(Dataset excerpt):
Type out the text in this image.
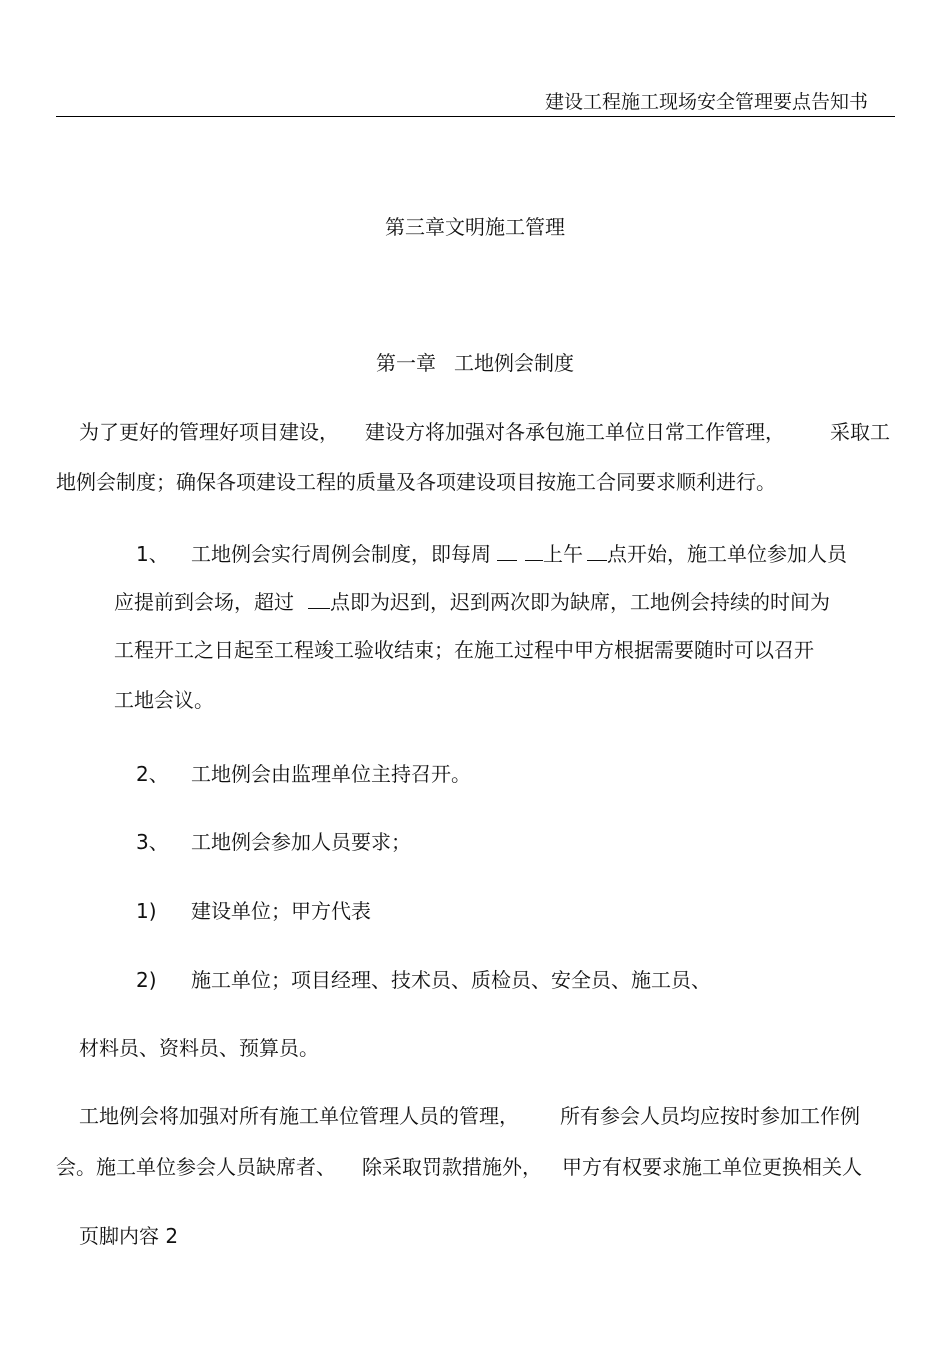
建设工程施工现场安全管理要点告知书
第三章文明施工管理
第一章 工地例会制度
为了更好的管理好项目建设， 建设方将加强对各承包施工单位日常工作管理， 采取工
地例会制度；确保各项建设工程的质量及各项建设项目按施工合同要求顺利进行。
1、 工地例会实行周例会制度，即每周	上午 点开始，施工单位参加人员
应提前到会场，超过 点即为迟到，迟到两次即为缺席，工地例会持续的时间为
工程开工之日起至工程竣工验收结束；在施工过程中甲方根据需要随时可以召开
工地会议。
2、 工地例会由监理单位主持召开。
3、 工地例会参加人员要求；
1) 建设单位；甲方代表
2) 施工单位；项目经理、技术员、质检员、安全员、施工员、
材料员、资料员、预算员。
工地例会将加强对所有施工单位管理人员的管理， 所有参会人员均应按时参加工作例
会。施工单位参会人员缺席者、 除采取罚款措施外， 甲方有权要求施工单位更换相关人
页脚内容 2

(EXERCISE GOAL): Using the records above, output their complete text exactly, minus any images.

(SOLUTION FOR THIS TASK):
Type out the text in this image.
建设工程施工现场安全管理要点告知书
第三章文明施工管理
第一章 工地例会制度
为了更好的管理好项目建设， 建设方将加强对各承包施工单位日常工作管理， 采取工
地例会制度；确保各项建设工程的质量及各项建设项目按施工合同要求顺利进行。
1、 工地例会实行周例会制度，即每周	上午 点开始，施工单位参加人员
应提前到会场，超过 点即为迟到，迟到两次即为缺席，工地例会持续的时间为
工程开工之日起至工程竣工验收结束；在施工过程中甲方根据需要随时可以召开
工地会议。
2、 工地例会由监理单位主持召开。
3、 工地例会参加人员要求；
1) 建设单位；甲方代表
2) 施工单位；项目经理、技术员、质检员、安全员、施工员、
材料员、资料员、预算员。
工地例会将加强对所有施工单位管理人员的管理， 所有参会人员均应按时参加工作例
会。施工单位参会人员缺席者、 除采取罚款措施外， 甲方有权要求施工单位更换相关人
页脚内容 2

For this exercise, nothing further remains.